MATERIAL TO PROCESS:
------

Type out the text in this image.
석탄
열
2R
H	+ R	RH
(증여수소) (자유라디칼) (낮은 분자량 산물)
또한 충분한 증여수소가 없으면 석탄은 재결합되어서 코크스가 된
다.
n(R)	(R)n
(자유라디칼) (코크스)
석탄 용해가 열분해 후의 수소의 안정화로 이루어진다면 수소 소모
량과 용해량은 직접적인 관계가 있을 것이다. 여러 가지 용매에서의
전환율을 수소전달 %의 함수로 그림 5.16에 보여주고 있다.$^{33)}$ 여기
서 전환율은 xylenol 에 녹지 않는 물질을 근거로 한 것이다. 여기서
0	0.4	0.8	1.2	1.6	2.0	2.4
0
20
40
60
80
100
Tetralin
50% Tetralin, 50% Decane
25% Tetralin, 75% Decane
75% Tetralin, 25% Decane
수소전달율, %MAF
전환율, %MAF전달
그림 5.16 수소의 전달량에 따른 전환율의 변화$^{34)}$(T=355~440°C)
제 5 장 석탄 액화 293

------

TASK PROMPT: Repeat the listing in full, keeping every line exactly as it is.

FINISHED ANSWER:
Type out the text in this image.
석탄
열
2R
H	+ R	RH
(증여수소) (자유라디칼) (낮은 분자량 산물)
또한 충분한 증여수소가 없으면 석탄은 재결합되어서 코크스가 된
다.
n(R)	(R)n
(자유라디칼) (코크스)
석탄 용해가 열분해 후의 수소의 안정화로 이루어진다면 수소 소모
량과 용해량은 직접적인 관계가 있을 것이다. 여러 가지 용매에서의
전환율을 수소전달 %의 함수로 그림 5.16에 보여주고 있다.$^{33)}$ 여기
서 전환율은 xylenol 에 녹지 않는 물질을 근거로 한 것이다. 여기서
0	0.4	0.8	1.2	1.6	2.0	2.4
0
20
40
60
80
100
Tetralin
50% Tetralin, 50% Decane
25% Tetralin, 75% Decane
75% Tetralin, 25% Decane
수소전달율, %MAF
전환율, %MAF전달
그림 5.16 수소의 전달량에 따른 전환율의 변화$^{34)}$(T=355~440°C)
제 5 장 석탄 액화 293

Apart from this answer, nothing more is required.